### What is being asked
Print all of the data exactly.

[Dataset excerpt]
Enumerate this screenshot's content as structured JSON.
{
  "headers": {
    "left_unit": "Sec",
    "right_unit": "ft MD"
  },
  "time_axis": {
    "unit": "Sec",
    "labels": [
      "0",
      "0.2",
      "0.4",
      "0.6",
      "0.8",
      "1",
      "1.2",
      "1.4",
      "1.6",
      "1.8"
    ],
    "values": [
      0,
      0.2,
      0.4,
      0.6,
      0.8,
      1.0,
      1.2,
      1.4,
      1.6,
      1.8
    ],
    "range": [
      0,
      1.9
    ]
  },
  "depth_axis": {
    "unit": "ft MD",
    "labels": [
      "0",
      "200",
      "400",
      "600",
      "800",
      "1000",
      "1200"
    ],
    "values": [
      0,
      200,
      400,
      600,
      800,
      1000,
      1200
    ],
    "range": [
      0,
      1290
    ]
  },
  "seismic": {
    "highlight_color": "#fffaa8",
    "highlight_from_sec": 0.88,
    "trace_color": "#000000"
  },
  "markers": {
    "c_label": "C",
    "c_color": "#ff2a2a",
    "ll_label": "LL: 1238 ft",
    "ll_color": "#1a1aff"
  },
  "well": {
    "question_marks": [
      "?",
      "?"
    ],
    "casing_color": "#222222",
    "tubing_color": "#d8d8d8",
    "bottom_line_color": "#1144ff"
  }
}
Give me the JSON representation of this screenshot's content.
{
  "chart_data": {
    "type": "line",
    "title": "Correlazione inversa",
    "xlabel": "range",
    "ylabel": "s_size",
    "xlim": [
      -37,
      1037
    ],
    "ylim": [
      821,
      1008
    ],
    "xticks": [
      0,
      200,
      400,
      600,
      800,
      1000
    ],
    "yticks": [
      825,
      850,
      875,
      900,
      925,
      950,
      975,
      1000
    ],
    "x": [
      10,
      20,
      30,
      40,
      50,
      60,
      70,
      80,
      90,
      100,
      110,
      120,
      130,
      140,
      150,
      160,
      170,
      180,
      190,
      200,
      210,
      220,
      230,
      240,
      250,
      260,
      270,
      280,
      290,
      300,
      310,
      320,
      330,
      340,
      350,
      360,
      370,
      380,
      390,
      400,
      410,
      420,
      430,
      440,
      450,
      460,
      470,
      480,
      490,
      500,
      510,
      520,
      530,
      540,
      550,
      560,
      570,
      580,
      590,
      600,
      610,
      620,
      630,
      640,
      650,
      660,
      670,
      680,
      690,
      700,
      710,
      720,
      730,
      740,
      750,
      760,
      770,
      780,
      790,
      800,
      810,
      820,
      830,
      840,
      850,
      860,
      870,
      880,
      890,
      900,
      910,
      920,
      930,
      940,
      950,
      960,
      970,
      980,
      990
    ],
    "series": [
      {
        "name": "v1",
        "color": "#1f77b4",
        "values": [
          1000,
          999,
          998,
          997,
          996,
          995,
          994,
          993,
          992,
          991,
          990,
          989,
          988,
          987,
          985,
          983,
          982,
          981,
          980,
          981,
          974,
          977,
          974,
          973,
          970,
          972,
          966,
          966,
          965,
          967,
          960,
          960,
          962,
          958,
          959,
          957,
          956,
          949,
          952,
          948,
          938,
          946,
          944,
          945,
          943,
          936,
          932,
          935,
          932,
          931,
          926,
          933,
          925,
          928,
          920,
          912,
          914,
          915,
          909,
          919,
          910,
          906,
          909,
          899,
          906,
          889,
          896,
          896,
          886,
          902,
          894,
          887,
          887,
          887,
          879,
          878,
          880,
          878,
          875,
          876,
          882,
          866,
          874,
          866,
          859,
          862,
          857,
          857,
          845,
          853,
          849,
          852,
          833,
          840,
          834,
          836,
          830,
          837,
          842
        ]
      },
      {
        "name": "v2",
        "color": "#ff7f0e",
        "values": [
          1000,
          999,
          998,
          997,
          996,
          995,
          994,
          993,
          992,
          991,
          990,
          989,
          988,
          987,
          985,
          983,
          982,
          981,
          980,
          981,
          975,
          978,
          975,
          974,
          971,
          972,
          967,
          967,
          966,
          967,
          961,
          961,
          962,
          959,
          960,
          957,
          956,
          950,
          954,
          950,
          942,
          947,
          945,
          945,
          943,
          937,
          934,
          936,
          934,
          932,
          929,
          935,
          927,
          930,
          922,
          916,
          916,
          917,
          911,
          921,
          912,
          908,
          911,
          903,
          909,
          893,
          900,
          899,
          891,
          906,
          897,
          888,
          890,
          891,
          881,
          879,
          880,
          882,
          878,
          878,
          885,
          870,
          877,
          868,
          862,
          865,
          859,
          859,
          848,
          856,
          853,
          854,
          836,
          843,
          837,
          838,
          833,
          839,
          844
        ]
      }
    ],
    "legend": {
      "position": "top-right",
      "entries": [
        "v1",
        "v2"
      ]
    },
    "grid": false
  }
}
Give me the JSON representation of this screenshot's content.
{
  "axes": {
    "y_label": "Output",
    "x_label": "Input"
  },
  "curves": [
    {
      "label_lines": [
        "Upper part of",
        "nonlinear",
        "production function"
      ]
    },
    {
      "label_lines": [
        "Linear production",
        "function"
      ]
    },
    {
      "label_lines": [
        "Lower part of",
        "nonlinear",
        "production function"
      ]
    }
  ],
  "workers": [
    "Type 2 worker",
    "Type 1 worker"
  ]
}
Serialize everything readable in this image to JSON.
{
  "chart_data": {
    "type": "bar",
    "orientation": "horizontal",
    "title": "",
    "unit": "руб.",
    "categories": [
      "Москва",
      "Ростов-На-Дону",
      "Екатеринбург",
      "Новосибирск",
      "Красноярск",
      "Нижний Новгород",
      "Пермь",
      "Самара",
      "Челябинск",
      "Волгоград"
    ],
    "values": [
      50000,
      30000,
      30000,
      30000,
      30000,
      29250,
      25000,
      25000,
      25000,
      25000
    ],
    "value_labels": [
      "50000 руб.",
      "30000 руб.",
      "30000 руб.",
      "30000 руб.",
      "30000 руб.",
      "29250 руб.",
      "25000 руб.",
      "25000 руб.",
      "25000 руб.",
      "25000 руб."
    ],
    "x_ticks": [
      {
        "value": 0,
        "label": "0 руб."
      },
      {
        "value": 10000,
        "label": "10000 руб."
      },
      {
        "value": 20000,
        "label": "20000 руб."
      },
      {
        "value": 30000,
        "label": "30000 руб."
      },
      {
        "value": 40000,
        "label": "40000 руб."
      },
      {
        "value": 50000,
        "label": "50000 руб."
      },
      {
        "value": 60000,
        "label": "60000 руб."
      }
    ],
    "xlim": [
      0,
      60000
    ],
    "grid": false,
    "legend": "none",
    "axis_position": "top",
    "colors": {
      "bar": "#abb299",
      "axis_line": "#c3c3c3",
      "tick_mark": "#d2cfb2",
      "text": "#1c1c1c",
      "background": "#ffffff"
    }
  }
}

### Completed exercise
Enumerate this screenshot's content as structured JSON.
{
  "headers": {
    "left_unit": "Sec",
    "right_unit": "ft MD"
  },
  "time_axis": {
    "unit": "Sec",
    "labels": [
      "0",
      "0.2",
      "0.4",
      "0.6",
      "0.8",
      "1",
      "1.2",
      "1.4",
      "1.6",
      "1.8"
    ],
    "values": [
      0,
      0.2,
      0.4,
      0.6,
      0.8,
      1.0,
      1.2,
      1.4,
      1.6,
      1.8
    ],
    "range": [
      0,
      1.9
    ]
  },
  "depth_axis": {
    "unit": "ft MD",
    "labels": [
      "0",
      "200",
      "400",
      "600",
      "800",
      "1000",
      "1200"
    ],
    "values": [
      0,
      200,
      400,
      600,
      800,
      1000,
      1200
    ],
    "range": [
      0,
      1290
    ]
  },
  "seismic": {
    "highlight_color": "#fffaa8",
    "highlight_from_sec": 0.88,
    "trace_color": "#000000"
  },
  "markers": {
    "c_label": "C",
    "c_color": "#ff2a2a",
    "ll_label": "LL: 1238 ft",
    "ll_color": "#1a1aff"
  },
  "well": {
    "question_marks": [
      "?",
      "?"
    ],
    "casing_color": "#222222",
    "tubing_color": "#d8d8d8",
    "bottom_line_color": "#1144ff"
  }
}
Give me the JSON representation of this screenshot's content.
{
  "chart_data": {
    "type": "line",
    "title": "Correlazione inversa",
    "xlabel": "range",
    "ylabel": "s_size",
    "xlim": [
      -37,
      1037
    ],
    "ylim": [
      821,
      1008
    ],
    "xticks": [
      0,
      200,
      400,
      600,
      800,
      1000
    ],
    "yticks": [
      825,
      850,
      875,
      900,
      925,
      950,
      975,
      1000
    ],
    "x": [
      10,
      20,
      30,
      40,
      50,
      60,
      70,
      80,
      90,
      100,
      110,
      120,
      130,
      140,
      150,
      160,
      170,
      180,
      190,
      200,
      210,
      220,
      230,
      240,
      250,
      260,
      270,
      280,
      290,
      300,
      310,
      320,
      330,
      340,
      350,
      360,
      370,
      380,
      390,
      400,
      410,
      420,
      430,
      440,
      450,
      460,
      470,
      480,
      490,
      500,
      510,
      520,
      530,
      540,
      550,
      560,
      570,
      580,
      590,
      600,
      610,
      620,
      630,
      640,
      650,
      660,
      670,
      680,
      690,
      700,
      710,
      720,
      730,
      740,
      750,
      760,
      770,
      780,
      790,
      800,
      810,
      820,
      830,
      840,
      850,
      860,
      870,
      880,
      890,
      900,
      910,
      920,
      930,
      940,
      950,
      960,
      970,
      980,
      990
    ],
    "series": [
      {
        "name": "v1",
        "color": "#1f77b4",
        "values": [
          1000,
          999,
          998,
          997,
          996,
          995,
          994,
          993,
          992,
          991,
          990,
          989,
          988,
          987,
          985,
          983,
          982,
          981,
          980,
          981,
          974,
          977,
          974,
          973,
          970,
          972,
          966,
          966,
          965,
          967,
          960,
          960,
          962,
          958,
          959,
          957,
          956,
          949,
          952,
          948,
          938,
          946,
          944,
          945,
          943,
          936,
          932,
          935,
          932,
          931,
          926,
          933,
          925,
          928,
          920,
          912,
          914,
          915,
          909,
          919,
          910,
          906,
          909,
          899,
          906,
          889,
          896,
          896,
          886,
          902,
          894,
          887,
          887,
          887,
          879,
          878,
          880,
          878,
          875,
          876,
          882,
          866,
          874,
          866,
          859,
          862,
          857,
          857,
          845,
          853,
          849,
          852,
          833,
          840,
          834,
          836,
          830,
          837,
          842
        ]
      },
      {
        "name": "v2",
        "color": "#ff7f0e",
        "values": [
          1000,
          999,
          998,
          997,
          996,
          995,
          994,
          993,
          992,
          991,
          990,
          989,
          988,
          987,
          985,
          983,
          982,
          981,
          980,
          981,
          975,
          978,
          975,
          974,
          971,
          972,
          967,
          967,
          966,
          967,
          961,
          961,
          962,
          959,
          960,
          957,
          956,
          950,
          954,
          950,
          942,
          947,
          945,
          945,
          943,
          937,
          934,
          936,
          934,
          932,
          929,
          935,
          927,
          930,
          922,
          916,
          916,
          917,
          911,
          921,
          912,
          908,
          911,
          903,
          909,
          893,
          900,
          899,
          891,
          906,
          897,
          888,
          890,
          891,
          881,
          879,
          880,
          882,
          878,
          878,
          885,
          870,
          877,
          868,
          862,
          865,
          859,
          859,
          848,
          856,
          853,
          854,
          836,
          843,
          837,
          838,
          833,
          839,
          844
        ]
      }
    ],
    "legend": {
      "position": "top-right",
      "entries": [
        "v1",
        "v2"
      ]
    },
    "grid": false
  }
}
Give me the JSON representation of this screenshot's content.
{
  "axes": {
    "y_label": "Output",
    "x_label": "Input"
  },
  "curves": [
    {
      "label_lines": [
        "Upper part of",
        "nonlinear",
        "production function"
      ]
    },
    {
      "label_lines": [
        "Linear production",
        "function"
      ]
    },
    {
      "label_lines": [
        "Lower part of",
        "nonlinear",
        "production function"
      ]
    }
  ],
  "workers": [
    "Type 2 worker",
    "Type 1 worker"
  ]
}
Serialize everything readable in this image to JSON.
{
  "chart_data": {
    "type": "bar",
    "orientation": "horizontal",
    "title": "",
    "unit": "руб.",
    "categories": [
      "Москва",
      "Ростов-На-Дону",
      "Екатеринбург",
      "Новосибирск",
      "Красноярск",
      "Нижний Новгород",
      "Пермь",
      "Самара",
      "Челябинск",
      "Волгоград"
    ],
    "values": [
      50000,
      30000,
      30000,
      30000,
      30000,
      29250,
      25000,
      25000,
      25000,
      25000
    ],
    "value_labels": [
      "50000 руб.",
      "30000 руб.",
      "30000 руб.",
      "30000 руб.",
      "30000 руб.",
      "29250 руб.",
      "25000 руб.",
      "25000 руб.",
      "25000 руб.",
      "25000 руб."
    ],
    "x_ticks": [
      {
        "value": 0,
        "label": "0 руб."
      },
      {
        "value": 10000,
        "label": "10000 руб."
      },
      {
        "value": 20000,
        "label": "20000 руб."
      },
      {
        "value": 30000,
        "label": "30000 руб."
      },
      {
        "value": 40000,
        "label": "40000 руб."
      },
      {
        "value": 50000,
        "label": "50000 руб."
      },
      {
        "value": 60000,
        "label": "60000 руб."
      }
    ],
    "xlim": [
      0,
      60000
    ],
    "grid": false,
    "legend": "none",
    "axis_position": "top",
    "colors": {
      "bar": "#abb299",
      "axis_line": "#c3c3c3",
      "tick_mark": "#d2cfb2",
      "text": "#1c1c1c",
      "background": "#ffffff"
    }
  }
}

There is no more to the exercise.